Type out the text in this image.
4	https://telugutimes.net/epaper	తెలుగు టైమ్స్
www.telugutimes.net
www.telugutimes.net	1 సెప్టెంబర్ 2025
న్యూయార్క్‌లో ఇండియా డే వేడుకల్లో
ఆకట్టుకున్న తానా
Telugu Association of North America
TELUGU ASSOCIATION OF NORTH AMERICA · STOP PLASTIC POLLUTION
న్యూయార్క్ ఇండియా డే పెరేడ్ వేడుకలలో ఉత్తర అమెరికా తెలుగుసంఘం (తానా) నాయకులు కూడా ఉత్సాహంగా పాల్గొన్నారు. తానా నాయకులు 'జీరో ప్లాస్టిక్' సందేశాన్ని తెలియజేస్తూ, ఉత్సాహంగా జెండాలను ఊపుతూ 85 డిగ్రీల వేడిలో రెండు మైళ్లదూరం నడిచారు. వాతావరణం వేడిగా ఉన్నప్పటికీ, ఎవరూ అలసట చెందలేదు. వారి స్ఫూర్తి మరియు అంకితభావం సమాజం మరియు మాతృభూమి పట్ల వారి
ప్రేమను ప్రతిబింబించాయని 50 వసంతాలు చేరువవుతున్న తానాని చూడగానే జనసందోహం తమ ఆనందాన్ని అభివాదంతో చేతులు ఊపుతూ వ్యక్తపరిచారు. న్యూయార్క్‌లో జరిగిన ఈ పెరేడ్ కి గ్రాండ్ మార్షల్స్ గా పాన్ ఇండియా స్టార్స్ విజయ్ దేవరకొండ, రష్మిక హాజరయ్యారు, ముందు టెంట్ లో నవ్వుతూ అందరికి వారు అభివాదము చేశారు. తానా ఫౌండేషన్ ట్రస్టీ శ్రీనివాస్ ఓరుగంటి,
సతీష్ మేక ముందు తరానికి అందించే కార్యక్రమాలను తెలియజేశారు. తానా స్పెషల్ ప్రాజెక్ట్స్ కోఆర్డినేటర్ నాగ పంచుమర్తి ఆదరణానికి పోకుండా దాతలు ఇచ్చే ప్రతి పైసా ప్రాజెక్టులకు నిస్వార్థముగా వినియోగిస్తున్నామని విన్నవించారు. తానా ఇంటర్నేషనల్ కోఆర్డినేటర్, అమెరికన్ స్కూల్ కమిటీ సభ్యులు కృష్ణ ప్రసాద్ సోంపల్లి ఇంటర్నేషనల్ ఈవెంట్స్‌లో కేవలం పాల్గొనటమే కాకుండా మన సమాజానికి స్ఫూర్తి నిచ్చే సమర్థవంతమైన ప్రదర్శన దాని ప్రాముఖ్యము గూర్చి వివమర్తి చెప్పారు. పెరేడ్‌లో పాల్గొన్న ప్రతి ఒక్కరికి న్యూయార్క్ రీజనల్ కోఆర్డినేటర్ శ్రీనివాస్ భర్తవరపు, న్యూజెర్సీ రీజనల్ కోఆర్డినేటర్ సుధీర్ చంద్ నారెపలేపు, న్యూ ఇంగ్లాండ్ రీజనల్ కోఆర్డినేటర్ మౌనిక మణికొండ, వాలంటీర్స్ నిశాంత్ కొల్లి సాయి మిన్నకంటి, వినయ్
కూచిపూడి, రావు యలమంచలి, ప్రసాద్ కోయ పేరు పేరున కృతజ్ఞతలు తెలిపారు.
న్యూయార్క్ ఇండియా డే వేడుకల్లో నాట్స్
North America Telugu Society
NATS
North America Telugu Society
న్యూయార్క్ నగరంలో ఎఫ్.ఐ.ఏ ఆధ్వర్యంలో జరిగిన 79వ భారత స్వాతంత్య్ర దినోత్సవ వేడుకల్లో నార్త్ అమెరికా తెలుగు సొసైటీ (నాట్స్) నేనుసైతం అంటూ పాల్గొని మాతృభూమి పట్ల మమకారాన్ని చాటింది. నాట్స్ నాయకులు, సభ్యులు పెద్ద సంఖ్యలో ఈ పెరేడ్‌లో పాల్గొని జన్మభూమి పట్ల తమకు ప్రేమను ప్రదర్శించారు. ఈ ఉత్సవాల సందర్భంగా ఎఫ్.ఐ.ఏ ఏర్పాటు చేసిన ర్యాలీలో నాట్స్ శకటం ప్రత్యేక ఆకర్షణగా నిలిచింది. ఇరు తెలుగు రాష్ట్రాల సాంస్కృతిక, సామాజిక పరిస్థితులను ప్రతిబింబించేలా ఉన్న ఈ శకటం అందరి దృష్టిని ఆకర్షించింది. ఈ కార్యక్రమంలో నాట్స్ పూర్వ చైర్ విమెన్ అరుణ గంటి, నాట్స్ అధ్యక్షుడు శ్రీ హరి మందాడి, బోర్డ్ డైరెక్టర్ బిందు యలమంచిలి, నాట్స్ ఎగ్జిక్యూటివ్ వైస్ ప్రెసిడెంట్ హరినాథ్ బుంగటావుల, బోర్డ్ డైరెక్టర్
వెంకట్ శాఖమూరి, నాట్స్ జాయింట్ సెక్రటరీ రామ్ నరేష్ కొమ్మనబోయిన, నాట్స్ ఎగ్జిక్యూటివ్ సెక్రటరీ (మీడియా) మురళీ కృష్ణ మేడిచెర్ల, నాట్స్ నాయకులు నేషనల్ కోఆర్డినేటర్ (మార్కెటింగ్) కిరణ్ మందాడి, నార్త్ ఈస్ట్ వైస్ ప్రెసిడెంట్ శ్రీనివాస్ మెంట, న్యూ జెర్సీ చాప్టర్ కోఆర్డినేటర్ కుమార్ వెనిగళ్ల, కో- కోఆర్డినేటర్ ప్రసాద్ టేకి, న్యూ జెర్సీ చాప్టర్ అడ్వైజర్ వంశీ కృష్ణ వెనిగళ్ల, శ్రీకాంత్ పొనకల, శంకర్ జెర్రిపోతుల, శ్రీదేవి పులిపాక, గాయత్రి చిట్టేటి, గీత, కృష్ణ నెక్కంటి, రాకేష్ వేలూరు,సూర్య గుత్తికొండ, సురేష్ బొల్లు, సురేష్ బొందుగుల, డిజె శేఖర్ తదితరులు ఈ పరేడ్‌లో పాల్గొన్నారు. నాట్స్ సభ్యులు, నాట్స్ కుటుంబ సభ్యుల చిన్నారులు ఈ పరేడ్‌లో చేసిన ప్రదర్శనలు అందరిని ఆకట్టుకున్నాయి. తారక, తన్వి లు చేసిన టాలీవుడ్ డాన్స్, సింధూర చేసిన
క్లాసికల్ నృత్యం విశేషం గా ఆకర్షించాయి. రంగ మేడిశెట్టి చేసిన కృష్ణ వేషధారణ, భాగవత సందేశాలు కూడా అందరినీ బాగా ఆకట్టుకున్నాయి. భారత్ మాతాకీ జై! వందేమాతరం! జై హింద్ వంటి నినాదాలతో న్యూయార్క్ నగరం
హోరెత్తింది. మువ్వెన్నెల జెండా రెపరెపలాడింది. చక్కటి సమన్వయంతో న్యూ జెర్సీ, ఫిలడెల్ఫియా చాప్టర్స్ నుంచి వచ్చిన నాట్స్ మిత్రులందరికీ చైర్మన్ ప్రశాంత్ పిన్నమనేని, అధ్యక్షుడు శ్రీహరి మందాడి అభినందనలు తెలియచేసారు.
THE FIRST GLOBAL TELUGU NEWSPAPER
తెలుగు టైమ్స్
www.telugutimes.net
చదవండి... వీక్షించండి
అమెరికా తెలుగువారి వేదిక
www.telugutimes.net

THE PROBLEM: Transcribe every line of the data, exactly as it stands.

RESPONSE TO THIS EXERCISE:
Type out the text in this image.
4	https://telugutimes.net/epaper	తెలుగు టైమ్స్
www.telugutimes.net
www.telugutimes.net	1 సెప్టెంబర్ 2025
న్యూయార్క్‌లో ఇండియా డే వేడుకల్లో
ఆకట్టుకున్న తానా
Telugu Association of North America
TELUGU ASSOCIATION OF NORTH AMERICA · STOP PLASTIC POLLUTION
న్యూయార్క్ ఇండియా డే పెరేడ్ వేడుకలలో ఉత్తర అమెరికా తెలుగుసంఘం (తానా) నాయకులు కూడా ఉత్సాహంగా పాల్గొన్నారు. తానా నాయకులు 'జీరో ప్లాస్టిక్' సందేశాన్ని తెలియజేస్తూ, ఉత్సాహంగా జెండాలను ఊపుతూ 85 డిగ్రీల వేడిలో రెండు మైళ్లదూరం నడిచారు. వాతావరణం వేడిగా ఉన్నప్పటికీ, ఎవరూ అలసట చెందలేదు. వారి స్ఫూర్తి మరియు అంకితభావం సమాజం మరియు మాతృభూమి పట్ల వారి
ప్రేమను ప్రతిబింబించాయని 50 వసంతాలు చేరువవుతున్న తానాని చూడగానే జనసందోహం తమ ఆనందాన్ని అభివాదంతో చేతులు ఊపుతూ వ్యక్తపరిచారు. న్యూయార్క్‌లో జరిగిన ఈ పెరేడ్ కి గ్రాండ్ మార్షల్స్ గా పాన్ ఇండియా స్టార్స్ విజయ్ దేవరకొండ, రష్మిక హాజరయ్యారు, ముందు టెంట్ లో నవ్వుతూ అందరికి వారు అభివాదము చేశారు. తానా ఫౌండేషన్ ట్రస్టీ శ్రీనివాస్ ఓరుగంటి,
సతీష్ మేక ముందు తరానికి అందించే కార్యక్రమాలను తెలియజేశారు. తానా స్పెషల్ ప్రాజెక్ట్స్ కోఆర్డినేటర్ నాగ పంచుమర్తి ఆదరణానికి పోకుండా దాతలు ఇచ్చే ప్రతి పైసా ప్రాజెక్టులకు నిస్వార్థముగా వినియోగిస్తున్నామని విన్నవించారు. తానా ఇంటర్నేషనల్ కోఆర్డినేటర్, అమెరికన్ స్కూల్ కమిటీ సభ్యులు కృష్ణ ప్రసాద్ సోంపల్లి ఇంటర్నేషనల్ ఈవెంట్స్‌లో కేవలం పాల్గొనటమే కాకుండా మన సమాజానికి స్ఫూర్తి నిచ్చే సమర్థవంతమైన ప్రదర్శన దాని ప్రాముఖ్యము గూర్చి వివమర్తి చెప్పారు. పెరేడ్‌లో పాల్గొన్న ప్రతి ఒక్కరికి న్యూయార్క్ రీజనల్ కోఆర్డినేటర్ శ్రీనివాస్ భర్తవరపు, న్యూజెర్సీ రీజనల్ కోఆర్డినేటర్ సుధీర్ చంద్ నారెపలేపు, న్యూ ఇంగ్లాండ్ రీజనల్ కోఆర్డినేటర్ మౌనిక మణికొండ, వాలంటీర్స్ నిశాంత్ కొల్లి సాయి మిన్నకంటి, వినయ్
కూచిపూడి, రావు యలమంచలి, ప్రసాద్ కోయ పేరు పేరున కృతజ్ఞతలు తెలిపారు.
న్యూయార్క్ ఇండియా డే వేడుకల్లో నాట్స్
North America Telugu Society
NATS
North America Telugu Society
న్యూయార్క్ నగరంలో ఎఫ్.ఐ.ఏ ఆధ్వర్యంలో జరిగిన 79వ భారత స్వాతంత్య్ర దినోత్సవ వేడుకల్లో నార్త్ అమెరికా తెలుగు సొసైటీ (నాట్స్) నేనుసైతం అంటూ పాల్గొని మాతృభూమి పట్ల మమకారాన్ని చాటింది. నాట్స్ నాయకులు, సభ్యులు పెద్ద సంఖ్యలో ఈ పెరేడ్‌లో పాల్గొని జన్మభూమి పట్ల తమకు ప్రేమను ప్రదర్శించారు. ఈ ఉత్సవాల సందర్భంగా ఎఫ్.ఐ.ఏ ఏర్పాటు చేసిన ర్యాలీలో నాట్స్ శకటం ప్రత్యేక ఆకర్షణగా నిలిచింది. ఇరు తెలుగు రాష్ట్రాల సాంస్కృతిక, సామాజిక పరిస్థితులను ప్రతిబింబించేలా ఉన్న ఈ శకటం అందరి దృష్టిని ఆకర్షించింది. ఈ కార్యక్రమంలో నాట్స్ పూర్వ చైర్ విమెన్ అరుణ గంటి, నాట్స్ అధ్యక్షుడు శ్రీ హరి మందాడి, బోర్డ్ డైరెక్టర్ బిందు యలమంచిలి, నాట్స్ ఎగ్జిక్యూటివ్ వైస్ ప్రెసిడెంట్ హరినాథ్ బుంగటావుల, బోర్డ్ డైరెక్టర్
వెంకట్ శాఖమూరి, నాట్స్ జాయింట్ సెక్రటరీ రామ్ నరేష్ కొమ్మనబోయిన, నాట్స్ ఎగ్జిక్యూటివ్ సెక్రటరీ (మీడియా) మురళీ కృష్ణ మేడిచెర్ల, నాట్స్ నాయకులు నేషనల్ కోఆర్డినేటర్ (మార్కెటింగ్) కిరణ్ మందాడి, నార్త్ ఈస్ట్ వైస్ ప్రెసిడెంట్ శ్రీనివాస్ మెంట, న్యూ జెర్సీ చాప్టర్ కోఆర్డినేటర్ కుమార్ వెనిగళ్ల, కో- కోఆర్డినేటర్ ప్రసాద్ టేకి, న్యూ జెర్సీ చాప్టర్ అడ్వైజర్ వంశీ కృష్ణ వెనిగళ్ల, శ్రీకాంత్ పొనకల, శంకర్ జెర్రిపోతుల, శ్రీదేవి పులిపాక, గాయత్రి చిట్టేటి, గీత, కృష్ణ నెక్కంటి, రాకేష్ వేలూరు,సూర్య గుత్తికొండ, సురేష్ బొల్లు, సురేష్ బొందుగుల, డిజె శేఖర్ తదితరులు ఈ పరేడ్‌లో పాల్గొన్నారు. నాట్స్ సభ్యులు, నాట్స్ కుటుంబ సభ్యుల చిన్నారులు ఈ పరేడ్‌లో చేసిన ప్రదర్శనలు అందరిని ఆకట్టుకున్నాయి. తారక, తన్వి లు చేసిన టాలీవుడ్ డాన్స్, సింధూర చేసిన
క్లాసికల్ నృత్యం విశేషం గా ఆకర్షించాయి. రంగ మేడిశెట్టి చేసిన కృష్ణ వేషధారణ, భాగవత సందేశాలు కూడా అందరినీ బాగా ఆకట్టుకున్నాయి. భారత్ మాతాకీ జై! వందేమాతరం! జై హింద్ వంటి నినాదాలతో న్యూయార్క్ నగరం
హోరెత్తింది. మువ్వెన్నెల జెండా రెపరెపలాడింది. చక్కటి సమన్వయంతో న్యూ జెర్సీ, ఫిలడెల్ఫియా చాప్టర్స్ నుంచి వచ్చిన నాట్స్ మిత్రులందరికీ చైర్మన్ ప్రశాంత్ పిన్నమనేని, అధ్యక్షుడు శ్రీహరి మందాడి అభినందనలు తెలియచేసారు.
THE FIRST GLOBAL TELUGU NEWSPAPER
తెలుగు టైమ్స్
www.telugutimes.net
చదవండి... వీక్షించండి
అమెరికా తెలుగువారి వేదిక
www.telugutimes.net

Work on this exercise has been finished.